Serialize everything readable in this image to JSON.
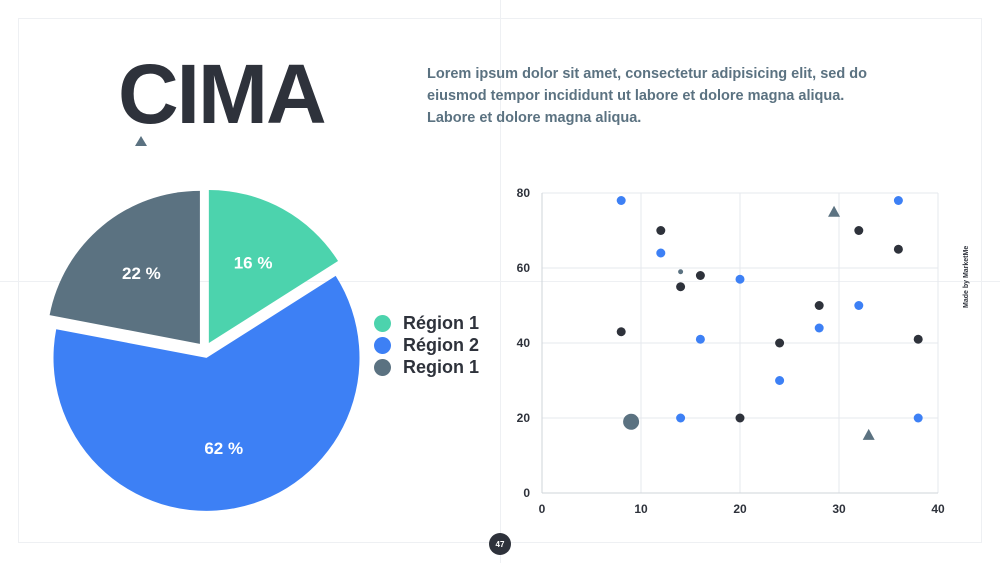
{
  "slide": {
    "title": "CIMA",
    "description": "Lorem ipsum dolor sit amet, consectetur adipisicing elit, sed do eiusmod tempor incididunt ut labore et dolore magna aliqua. Labore et dolore magna aliqua.",
    "made_by": "Made by MarketMe",
    "page_number": "47"
  },
  "colors": {
    "teal": "#4cd3ad",
    "blue": "#3d80f5",
    "slate": "#5b7281",
    "dark": "#2e323b"
  },
  "chart_data": [
    {
      "type": "pie",
      "slices": [
        {
          "label": "16 %",
          "value": 16,
          "color": "#4cd3ad"
        },
        {
          "label": "62 %",
          "value": 62,
          "color": "#3d80f5"
        },
        {
          "label": "22 %",
          "value": 22,
          "color": "#5b7281"
        }
      ],
      "legend": [
        {
          "name": "Région 1",
          "color": "#4cd3ad"
        },
        {
          "name": "Région 2",
          "color": "#3d80f5"
        },
        {
          "name": "Region 1",
          "color": "#5b7281"
        }
      ],
      "legend_position": "right"
    },
    {
      "type": "scatter",
      "xlim": [
        0,
        40
      ],
      "ylim": [
        0,
        80
      ],
      "xticks": [
        0,
        10,
        20,
        30,
        40
      ],
      "yticks": [
        0,
        20,
        40,
        60,
        80
      ],
      "grid": true,
      "series": [
        {
          "color": "#3d80f5",
          "points": [
            [
              8,
              78
            ],
            [
              12,
              64
            ],
            [
              16,
              41
            ],
            [
              14,
              20
            ],
            [
              20,
              57
            ],
            [
              24,
              30
            ],
            [
              28,
              44
            ],
            [
              32,
              50
            ],
            [
              36,
              78
            ],
            [
              38,
              20
            ]
          ]
        },
        {
          "color": "#2e323b",
          "points": [
            [
              8,
              43
            ],
            [
              12,
              70
            ],
            [
              14,
              55
            ],
            [
              16,
              58
            ],
            [
              20,
              20
            ],
            [
              24,
              40
            ],
            [
              28,
              50
            ],
            [
              32,
              70
            ],
            [
              36,
              65
            ],
            [
              38,
              41
            ]
          ]
        },
        {
          "color": "#5b7281",
          "marker": "circle-large",
          "points": [
            [
              9,
              19
            ]
          ]
        },
        {
          "color": "#5b7281",
          "marker": "circle-small",
          "points": [
            [
              14,
              59
            ]
          ]
        },
        {
          "color": "#5b7281",
          "marker": "triangle",
          "points": [
            [
              29.5,
              75
            ],
            [
              33,
              15.5
            ]
          ]
        }
      ]
    }
  ]
}
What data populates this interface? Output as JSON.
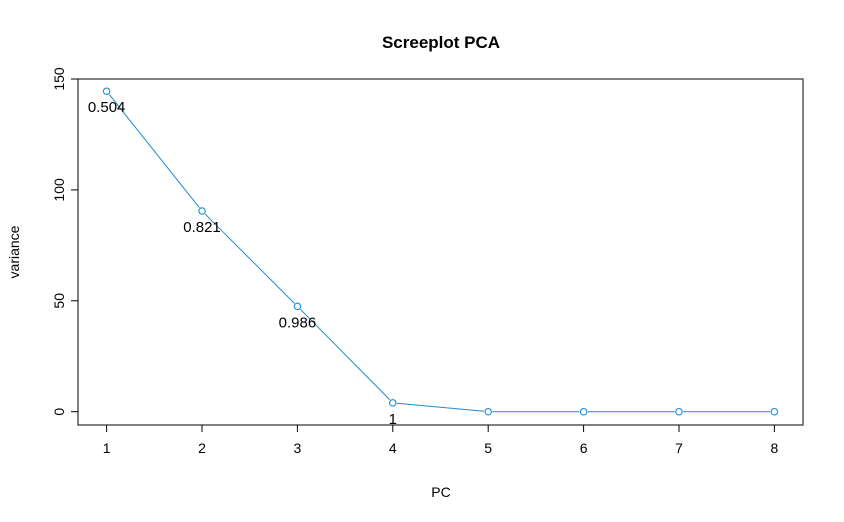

----

Requirements:
All records above are to be printed exactly, minus the pictures they contain.

Answer for the task:
Serialize everything readable in this image to JSON.
{
  "slide": {
    "title": "CIMA",
    "description": "Lorem ipsum dolor sit amet, consectetur adipisicing elit, sed do eiusmod tempor incididunt ut labore et dolore magna aliqua. Labore et dolore magna aliqua.",
    "made_by": "Made by MarketMe",
    "page_number": "47"
  },
  "colors": {
    "teal": "#4cd3ad",
    "blue": "#3d80f5",
    "slate": "#5b7281",
    "dark": "#2e323b"
  },
  "chart_data": [
    {
      "type": "pie",
      "slices": [
        {
          "label": "16 %",
          "value": 16,
          "color": "#4cd3ad"
        },
        {
          "label": "62 %",
          "value": 62,
          "color": "#3d80f5"
        },
        {
          "label": "22 %",
          "value": 22,
          "color": "#5b7281"
        }
      ],
      "legend": [
        {
          "name": "Région 1",
          "color": "#4cd3ad"
        },
        {
          "name": "Région 2",
          "color": "#3d80f5"
        },
        {
          "name": "Region 1",
          "color": "#5b7281"
        }
      ],
      "legend_position": "right"
    },
    {
      "type": "scatter",
      "xlim": [
        0,
        40
      ],
      "ylim": [
        0,
        80
      ],
      "xticks": [
        0,
        10,
        20,
        30,
        40
      ],
      "yticks": [
        0,
        20,
        40,
        60,
        80
      ],
      "grid": true,
      "series": [
        {
          "color": "#3d80f5",
          "points": [
            [
              8,
              78
            ],
            [
              12,
              64
            ],
            [
              16,
              41
            ],
            [
              14,
              20
            ],
            [
              20,
              57
            ],
            [
              24,
              30
            ],
            [
              28,
              44
            ],
            [
              32,
              50
            ],
            [
              36,
              78
            ],
            [
              38,
              20
            ]
          ]
        },
        {
          "color": "#2e323b",
          "points": [
            [
              8,
              43
            ],
            [
              12,
              70
            ],
            [
              14,
              55
            ],
            [
              16,
              58
            ],
            [
              20,
              20
            ],
            [
              24,
              40
            ],
            [
              28,
              50
            ],
            [
              32,
              70
            ],
            [
              36,
              65
            ],
            [
              38,
              41
            ]
          ]
        },
        {
          "color": "#5b7281",
          "marker": "circle-large",
          "points": [
            [
              9,
              19
            ]
          ]
        },
        {
          "color": "#5b7281",
          "marker": "circle-small",
          "points": [
            [
              14,
              59
            ]
          ]
        },
        {
          "color": "#5b7281",
          "marker": "triangle",
          "points": [
            [
              29.5,
              75
            ],
            [
              33,
              15.5
            ]
          ]
        }
      ]
    }
  ]
}
What data populates this interface? Output as JSON.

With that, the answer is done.